## [DIRECTIVE]
Where a line in the listing below contains the word "type", copy that line.

## [SOURCE RECORDS]
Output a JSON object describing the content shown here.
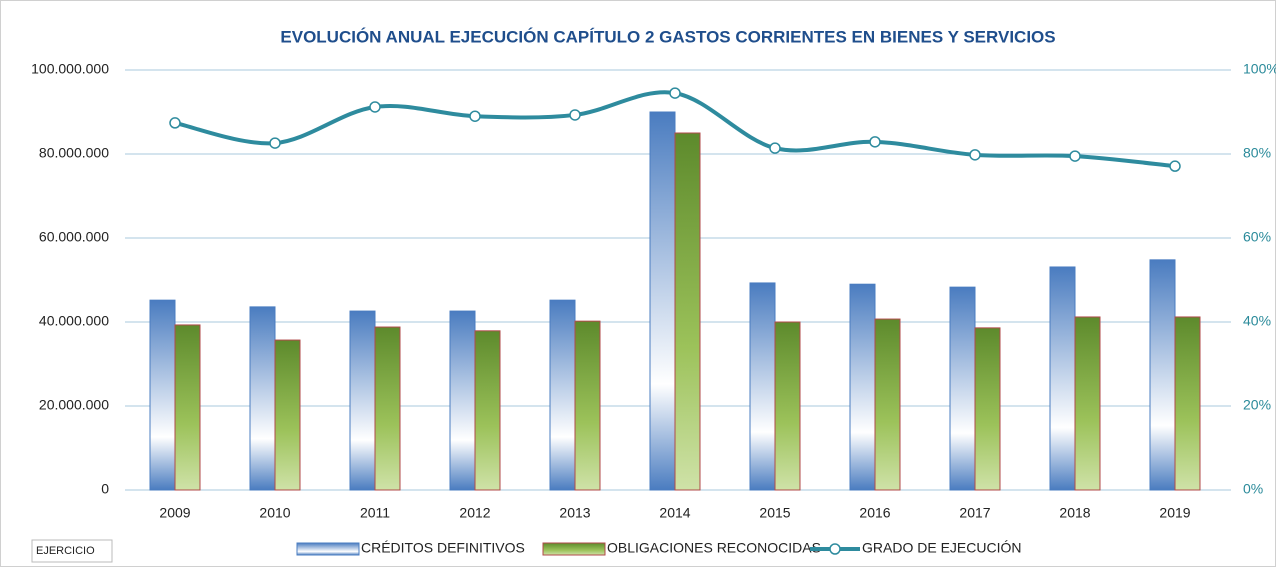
{
  "chart_data": {
    "type": "bar_line",
    "title": "EVOLUCIÓN ANUAL EJECUCIÓN CAPÍTULO 2 GASTOS CORRIENTES EN BIENES Y SERVICIOS",
    "x_label": "EJERCICIO",
    "categories": [
      "2009",
      "2010",
      "2011",
      "2012",
      "2013",
      "2014",
      "2015",
      "2016",
      "2017",
      "2018",
      "2019"
    ],
    "series": [
      {
        "name": "CRÉDITOS DEFINITIVOS",
        "color": "#4a7cc0",
        "type": "bar",
        "values": [
          45200000,
          43600000,
          42600000,
          42600000,
          45200000,
          90000000,
          49300000,
          49000000,
          48300000,
          53100000,
          54800000
        ]
      },
      {
        "name": "OBLIGACIONES RECONOCIDAS",
        "color": "#5d8a2c",
        "type": "bar",
        "values": [
          39300000,
          35700000,
          38800000,
          37900000,
          40200000,
          85000000,
          40000000,
          40700000,
          38600000,
          41200000,
          41200000
        ]
      },
      {
        "name": "GRADO DE EJECUCIÓN",
        "color": "#2e8b9e",
        "type": "line",
        "axis": "y2",
        "values": [
          87.4,
          82.6,
          91.2,
          89.0,
          89.3,
          94.5,
          81.4,
          82.9,
          79.8,
          79.5,
          77.1
        ]
      }
    ],
    "ylim": [
      0,
      100000000
    ],
    "yticks": [
      {
        "value": 0,
        "label": "0"
      },
      {
        "value": 20000000,
        "label": "20.000.000"
      },
      {
        "value": 40000000,
        "label": "40.000.000"
      },
      {
        "value": 60000000,
        "label": "60.000.000"
      },
      {
        "value": 80000000,
        "label": "80.000.000"
      },
      {
        "value": 100000000,
        "label": "100.000.000"
      }
    ],
    "y2lim": [
      0,
      100
    ],
    "y2ticks": [
      {
        "value": 0,
        "label": "0%"
      },
      {
        "value": 20,
        "label": "20%"
      },
      {
        "value": 40,
        "label": "40%"
      },
      {
        "value": 60,
        "label": "60%"
      },
      {
        "value": 80,
        "label": "80%"
      },
      {
        "value": 100,
        "label": "100%"
      }
    ],
    "grid": true
  }
}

## [SOLUTION FOR THIS EXERCISE]
    "type": "bar_line",
        "type": "bar",
        "type": "bar",
        "type": "line",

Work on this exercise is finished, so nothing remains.